▶ MATERIALS PROVIDED:
********************

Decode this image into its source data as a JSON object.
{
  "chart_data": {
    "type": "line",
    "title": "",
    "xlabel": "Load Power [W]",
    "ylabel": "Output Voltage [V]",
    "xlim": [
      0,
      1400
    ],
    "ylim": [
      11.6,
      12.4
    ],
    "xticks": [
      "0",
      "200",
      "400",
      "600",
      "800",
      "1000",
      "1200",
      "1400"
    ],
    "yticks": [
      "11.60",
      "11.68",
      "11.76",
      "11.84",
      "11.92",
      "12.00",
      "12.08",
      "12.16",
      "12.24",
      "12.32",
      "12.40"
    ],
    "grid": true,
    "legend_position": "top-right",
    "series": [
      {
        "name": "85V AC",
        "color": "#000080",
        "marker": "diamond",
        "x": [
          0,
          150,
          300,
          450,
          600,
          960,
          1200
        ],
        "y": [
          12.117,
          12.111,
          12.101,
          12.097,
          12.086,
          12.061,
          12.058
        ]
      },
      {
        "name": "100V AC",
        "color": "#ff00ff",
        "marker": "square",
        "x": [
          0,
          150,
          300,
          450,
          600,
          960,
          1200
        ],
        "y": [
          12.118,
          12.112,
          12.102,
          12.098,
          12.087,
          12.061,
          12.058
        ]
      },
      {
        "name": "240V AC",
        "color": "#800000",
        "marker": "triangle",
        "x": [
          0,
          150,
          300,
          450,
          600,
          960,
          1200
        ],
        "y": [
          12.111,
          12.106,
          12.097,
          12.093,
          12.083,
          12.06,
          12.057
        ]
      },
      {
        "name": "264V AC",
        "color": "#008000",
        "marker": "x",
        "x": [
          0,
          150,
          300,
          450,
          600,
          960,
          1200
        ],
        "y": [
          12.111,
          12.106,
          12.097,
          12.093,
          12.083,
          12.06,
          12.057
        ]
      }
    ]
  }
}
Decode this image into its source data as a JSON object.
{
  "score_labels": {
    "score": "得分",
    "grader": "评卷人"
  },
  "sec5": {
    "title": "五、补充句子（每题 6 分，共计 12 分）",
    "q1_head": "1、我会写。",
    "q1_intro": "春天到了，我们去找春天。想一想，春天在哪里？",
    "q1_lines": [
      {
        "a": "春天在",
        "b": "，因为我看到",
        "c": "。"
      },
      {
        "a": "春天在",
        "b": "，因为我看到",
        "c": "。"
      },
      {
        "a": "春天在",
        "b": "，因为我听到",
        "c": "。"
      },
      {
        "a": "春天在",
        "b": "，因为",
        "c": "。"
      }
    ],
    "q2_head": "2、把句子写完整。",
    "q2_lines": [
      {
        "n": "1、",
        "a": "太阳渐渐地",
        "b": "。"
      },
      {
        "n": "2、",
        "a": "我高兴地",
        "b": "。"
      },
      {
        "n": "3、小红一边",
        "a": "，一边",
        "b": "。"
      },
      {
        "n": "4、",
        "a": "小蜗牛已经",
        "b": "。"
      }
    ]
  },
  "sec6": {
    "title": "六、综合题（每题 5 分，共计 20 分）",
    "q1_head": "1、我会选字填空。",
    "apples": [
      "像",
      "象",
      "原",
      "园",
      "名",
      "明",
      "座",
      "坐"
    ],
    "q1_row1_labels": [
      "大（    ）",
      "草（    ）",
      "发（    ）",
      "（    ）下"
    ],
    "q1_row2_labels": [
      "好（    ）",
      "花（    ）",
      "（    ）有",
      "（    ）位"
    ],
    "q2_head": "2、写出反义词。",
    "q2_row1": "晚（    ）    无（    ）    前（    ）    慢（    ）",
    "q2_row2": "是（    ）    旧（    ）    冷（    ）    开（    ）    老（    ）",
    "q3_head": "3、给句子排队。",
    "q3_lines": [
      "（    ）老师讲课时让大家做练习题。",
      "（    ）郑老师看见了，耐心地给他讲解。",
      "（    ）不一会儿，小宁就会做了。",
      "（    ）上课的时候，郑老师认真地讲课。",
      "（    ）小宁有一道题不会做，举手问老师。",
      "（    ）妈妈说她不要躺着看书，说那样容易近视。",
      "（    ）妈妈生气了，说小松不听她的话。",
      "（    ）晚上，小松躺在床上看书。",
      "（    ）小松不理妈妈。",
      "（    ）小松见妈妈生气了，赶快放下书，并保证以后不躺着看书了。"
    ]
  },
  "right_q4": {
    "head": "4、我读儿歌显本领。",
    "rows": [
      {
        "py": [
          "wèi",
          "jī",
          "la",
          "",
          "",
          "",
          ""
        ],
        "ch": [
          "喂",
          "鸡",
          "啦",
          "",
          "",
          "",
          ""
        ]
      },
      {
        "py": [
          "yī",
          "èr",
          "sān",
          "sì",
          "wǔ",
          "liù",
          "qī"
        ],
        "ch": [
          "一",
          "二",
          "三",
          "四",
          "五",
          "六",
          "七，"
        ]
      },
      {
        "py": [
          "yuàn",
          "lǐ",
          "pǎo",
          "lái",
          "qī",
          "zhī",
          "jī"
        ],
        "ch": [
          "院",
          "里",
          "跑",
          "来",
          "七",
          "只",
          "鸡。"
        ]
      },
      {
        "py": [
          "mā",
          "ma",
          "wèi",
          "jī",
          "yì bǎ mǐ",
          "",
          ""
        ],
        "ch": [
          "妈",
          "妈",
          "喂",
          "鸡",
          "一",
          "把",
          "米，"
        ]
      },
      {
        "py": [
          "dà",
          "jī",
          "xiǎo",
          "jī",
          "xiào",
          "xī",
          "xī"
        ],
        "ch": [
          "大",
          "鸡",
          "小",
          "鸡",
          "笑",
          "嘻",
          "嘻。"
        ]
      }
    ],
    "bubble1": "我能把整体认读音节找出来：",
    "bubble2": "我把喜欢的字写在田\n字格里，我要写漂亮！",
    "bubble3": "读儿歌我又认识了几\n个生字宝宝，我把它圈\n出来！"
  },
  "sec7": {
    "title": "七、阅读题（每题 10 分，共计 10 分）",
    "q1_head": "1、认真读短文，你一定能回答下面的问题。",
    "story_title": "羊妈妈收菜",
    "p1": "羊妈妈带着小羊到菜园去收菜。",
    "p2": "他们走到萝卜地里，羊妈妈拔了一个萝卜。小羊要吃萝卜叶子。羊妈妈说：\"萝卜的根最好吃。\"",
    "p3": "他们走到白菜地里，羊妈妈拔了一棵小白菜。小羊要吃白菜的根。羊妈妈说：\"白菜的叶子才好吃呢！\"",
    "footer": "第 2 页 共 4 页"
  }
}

********************

▶ WRITTEN REQUEST: Pick out each line containing "marker" and report it.

▶ SOLUTION TO THIS EXERCISE:
        "marker": "diamond",
        "marker": "square",
        "marker": "triangle",
        "marker": "x",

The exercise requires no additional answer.